(Text excerpt)

Gregotyn, the shelter have many lovely dogs & cats up for adoption. Unfortunately, abandoned animals seems to be one of the things that goes on in Portugal. I personally think that people who abandon animals should have their feet flayed open and forced to walk across broken glass. This is one of my more tame options.... I couldn't possibly type the rest on a public forum!

I think Badgers are like everything else. The numbers need to be kept at levels which harmonise with the environment. The old gamekeeper here used to limit them to a certain number of sets. Too many and they start attacking livestock.

MistressRose: next time feed hubby the chicken and keep the pigeon for yourself!

gregotyn



Joined: 24 Jun 2010
Posts: 1659
Location: Llanfyllin area
PostPosted: Fri Feb 16, 18 3:07 pm    Post subject: Reply with quote    

MR., I would tell hubby to cook his own as he wants it-well that is as my ex would have played it, actually she did, but only once-I can't cook very well, and she knew it. I simply get by. There are those who live to eat and the others. Don't complain about the log orders, just think how much less by working you spend by not shopping, and how much more you have to spend when you have to shop, because of the log sales. Non logical I know, but that is how I say it when folks say 'a waste of time chopping wood for kindling'.
I wouldn't understand about dash cams, passed me by, I would probably wipe off the important bit if I had an accident, when trying to see what happened, I'd cleared the evidence!

I am pleased that Poppet has appeared to find your establishment suitable-everyone says that cats choose their 'owners', rather than the other way round. I would leave junior with her haven for a little while longer, so that she has the bolt hole on a 'just in case' basis. You however, are on the ground so to speak and will know best.

Shan, I wonder why so many people who have pets fail to get them neutered and then abandon them because of the offspring. Could it be that folks are too mean to do the right thing in the first place? If you can't afford to get an animal neutered how can you afford to keep it in the first place? I have always had my dogs put down before they got into too much pain. The last was worst as she was fine in the morning and was in trouble when I got home at lunch time and put down by the vet within the hour, with me in trauma! A shame the benefits office don't appreciate the benefit, companionship, an animal can give to people.

(End Text excerpt)

* [Work task 1]:
List each member detail shown with its value under the name gregotyn in the forum thread, before the line with the posting date.
* [Work task 2]:
Extend the forum thread about pets and abandoned animals, starting after its final sentence.
The rows that come next have nothing to do with the forum thread above.

(Dataset extract)

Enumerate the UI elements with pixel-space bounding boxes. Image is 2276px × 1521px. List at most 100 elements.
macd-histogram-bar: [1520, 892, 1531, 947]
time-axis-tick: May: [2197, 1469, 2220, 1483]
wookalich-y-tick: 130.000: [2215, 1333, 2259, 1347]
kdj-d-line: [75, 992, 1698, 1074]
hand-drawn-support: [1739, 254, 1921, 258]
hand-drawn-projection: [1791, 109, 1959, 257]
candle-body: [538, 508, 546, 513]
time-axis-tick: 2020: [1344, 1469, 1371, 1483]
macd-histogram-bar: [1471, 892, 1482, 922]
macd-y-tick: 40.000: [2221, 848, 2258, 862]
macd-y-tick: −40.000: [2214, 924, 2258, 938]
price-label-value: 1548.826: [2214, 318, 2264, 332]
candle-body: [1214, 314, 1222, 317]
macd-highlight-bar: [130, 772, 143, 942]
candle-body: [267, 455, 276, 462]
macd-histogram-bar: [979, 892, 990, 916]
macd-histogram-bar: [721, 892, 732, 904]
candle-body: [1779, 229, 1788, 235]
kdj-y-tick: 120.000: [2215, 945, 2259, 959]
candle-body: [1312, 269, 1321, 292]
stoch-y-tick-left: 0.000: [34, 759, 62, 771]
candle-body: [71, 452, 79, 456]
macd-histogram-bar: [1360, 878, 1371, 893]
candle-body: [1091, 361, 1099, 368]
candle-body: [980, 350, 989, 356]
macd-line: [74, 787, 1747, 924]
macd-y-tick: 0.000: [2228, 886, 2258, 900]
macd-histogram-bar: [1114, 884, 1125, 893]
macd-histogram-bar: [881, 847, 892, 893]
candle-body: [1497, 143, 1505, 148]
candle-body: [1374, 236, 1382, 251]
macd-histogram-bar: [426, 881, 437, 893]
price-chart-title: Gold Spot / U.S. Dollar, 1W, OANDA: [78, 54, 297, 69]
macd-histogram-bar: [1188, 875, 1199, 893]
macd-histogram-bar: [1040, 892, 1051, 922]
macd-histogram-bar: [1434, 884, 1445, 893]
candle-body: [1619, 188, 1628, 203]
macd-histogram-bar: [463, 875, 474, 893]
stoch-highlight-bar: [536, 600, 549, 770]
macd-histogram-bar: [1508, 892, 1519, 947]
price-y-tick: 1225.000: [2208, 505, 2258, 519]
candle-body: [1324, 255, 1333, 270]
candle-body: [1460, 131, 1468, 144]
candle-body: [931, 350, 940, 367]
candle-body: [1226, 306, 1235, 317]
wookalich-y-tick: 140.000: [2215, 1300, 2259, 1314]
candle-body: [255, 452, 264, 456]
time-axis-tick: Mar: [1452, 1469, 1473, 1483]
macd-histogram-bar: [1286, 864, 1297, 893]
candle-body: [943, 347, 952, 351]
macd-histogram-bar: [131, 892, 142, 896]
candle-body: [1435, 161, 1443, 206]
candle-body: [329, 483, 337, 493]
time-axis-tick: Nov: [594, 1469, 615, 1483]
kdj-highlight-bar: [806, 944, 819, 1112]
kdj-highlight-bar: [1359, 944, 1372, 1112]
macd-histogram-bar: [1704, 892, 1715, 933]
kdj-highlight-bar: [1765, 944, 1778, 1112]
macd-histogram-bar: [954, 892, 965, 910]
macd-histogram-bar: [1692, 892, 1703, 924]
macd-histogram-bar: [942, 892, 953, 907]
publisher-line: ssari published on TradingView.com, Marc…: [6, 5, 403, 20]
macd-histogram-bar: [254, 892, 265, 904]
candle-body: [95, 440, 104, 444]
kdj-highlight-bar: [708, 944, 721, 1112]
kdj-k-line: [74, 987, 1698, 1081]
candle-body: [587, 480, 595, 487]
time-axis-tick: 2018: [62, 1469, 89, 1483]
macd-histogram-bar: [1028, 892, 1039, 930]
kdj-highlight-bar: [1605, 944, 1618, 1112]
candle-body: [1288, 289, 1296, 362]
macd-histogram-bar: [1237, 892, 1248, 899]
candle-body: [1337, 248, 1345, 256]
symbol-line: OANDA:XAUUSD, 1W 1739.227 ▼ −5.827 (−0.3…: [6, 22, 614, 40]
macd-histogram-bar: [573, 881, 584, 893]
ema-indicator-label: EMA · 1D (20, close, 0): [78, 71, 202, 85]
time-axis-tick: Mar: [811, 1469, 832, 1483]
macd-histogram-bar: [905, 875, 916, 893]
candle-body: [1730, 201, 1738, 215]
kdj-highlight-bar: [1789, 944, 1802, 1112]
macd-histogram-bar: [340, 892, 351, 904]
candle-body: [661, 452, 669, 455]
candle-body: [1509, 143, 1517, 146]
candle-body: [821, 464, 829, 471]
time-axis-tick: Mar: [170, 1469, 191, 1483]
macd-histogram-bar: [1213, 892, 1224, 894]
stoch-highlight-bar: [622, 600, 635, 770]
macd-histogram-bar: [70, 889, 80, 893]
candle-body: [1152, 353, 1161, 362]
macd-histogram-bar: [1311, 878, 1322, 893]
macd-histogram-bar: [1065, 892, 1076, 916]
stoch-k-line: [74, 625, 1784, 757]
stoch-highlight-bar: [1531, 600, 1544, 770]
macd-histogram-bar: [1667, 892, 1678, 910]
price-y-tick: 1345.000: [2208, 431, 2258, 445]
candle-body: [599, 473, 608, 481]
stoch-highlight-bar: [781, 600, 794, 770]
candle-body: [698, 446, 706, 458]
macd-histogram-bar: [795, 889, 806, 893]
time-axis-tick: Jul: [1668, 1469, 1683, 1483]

(End Dataset extract)

* [Task output 1]:
Joined: 24 Jun 2010
Posts: 1659
Location: Llanfyllin area

* [Task output 2]:
Shan



Joined: 13 Jan 2009
Posts: 7531
Location: South Wales
PostPosted: Fri Feb 16, 18 3:39 pm    Post subject: Reply with quote    

Cassandra: Good news about Poppet. It's lovely to see them settle. Poor creature is lucky to have come across you!

Mistress Rose



Joined: 21 Jul 2011
Posts: 9832

PostPosted: Sat Feb 17, 18 7:51 am    Post subject: Reply with quote    

Nice that Poppet has got the hang of living with you. Perhaps you could have a box bed for her to retreat into when you get rid of the pen. Somewhere she can retreat from the world, but not so big she wants to stay in there all the time.

The pigeon breasts were nice in the stew, so I will make sure I get all the rest and husband can have the chicken. I am quite conservative in my tastes, but husband is far worse. It took me years to get him to eat spaghetti, and even now he prefers potato. I put that in cauliflower cheese to make a good meal, but he does have pasta with Bolognese sauce.

I think one trouble with people getting pets is that they don't find out all about them first. If you research them well, you will know what has to be done, what the problems are, and then might not buy it. I must admit that the kitten we got arrived rather suddenly, but that was my SILs fault as she had two and expected us to have one. It decided I was the person it had to impress if it was to stay, so worked hard at it.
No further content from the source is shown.